Source
╭──

Re: Row-Level Security

From: Robert Haas <robertmhaas(at)gmail(dot)com>
To: KaiGai Kohei <kaigai(at)kaigai(dot)gr(dot)jp>
Cc: Josh Berkus <josh(at)agliodbs(dot)com>, Stephen Frost <sfrost(at)snowman(dot)net>, pgsql-hackers(at)postgresql(dot)org
Subject: Re: Row-Level Security
Date: 2009-12-13 12:11:38
Message-ID: 603c8f070912130411q765c7e9aw371b468229b8e32@mail.gmail.com
Views: Raw Message | Whole Thread | Download mbox | Resend email
Thread:
Lists: pgsql-hackers

On Sun, Dec 13, 2009 at 3:50 AM, KaiGai Kohei <kaigai(at)kaigai(dot)gr(dot)jp> wrote:
> (2009/12/13 12:18), Robert Haas wrote:
>> On Sat, Dec 12, 2009 at 7:41 PM, Josh Berkus<josh(at)agliodbs(dot)com>  wrote:
>>> I blogged about this some time ago.  One issue I can see is that I
>>> believe that the RLS which many users want is different from the RLS
>>> which SEPostgres implements.
>>>
>>> Links:
>>>
>>> http://it.toolbox.com/blogs/database-soup/thinking-about-row-level-security-part-1-30732
>>> http://it.toolbox.com/blogs/database-soup/thinking-about-row-level-security-part-2-30757
>>
>> I read these blog entries a while ago but had forgotten about them.
>> They're very good, and summarize a lot of my thinking on this topic as
>> well.  I think that we can design a framework for row-level security
>> which can encompass both constraint-based security and label-based
>> security.  Both seem to me to be be based around doing essentially the
>> following things:
>>
>> 1. Adding columns to the table to store access control information.
>> 2. Populating those columns with additional information (owner, ACL,
>> security label, etc.) which can be used to make access control
>> decisions.
>> 3. Injecting logic into incoming queries which uses the information
>> inserted by (1) to filter out rows to which the access control policy
>> does not wish to allow access.
>>
>> Waving my hands in the air, #1 and #2 seem pretty straightforward.
>> For constraint-based security, one can imagine just adding a column to
>> the table and then adding a BEFORE INSERT OR UPDATE FOR EACH ROW
>> trigger that populates that column.  For label-based MAC, that's not
>> going to be quite sufficient, because the system needs to ensure that
>> the trigger that populates the security column must run last; if it
>> doesn't, some other trigger can come along afterwards and slip in a
>> value that isn't supposed to be there; plus, it might be inconvenient
>> to need to define this trigger for every table that needs RLS.

╰──

Collected material

╭──

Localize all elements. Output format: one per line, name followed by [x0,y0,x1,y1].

╰──

Written instruction
Render this sentence from the message on row-level security in Spanish: "I read these blog entries a while ago but had forgotten about them."

Reply
Leí estas entradas de blog hace un tiempo, pero me había olvidado de ellas.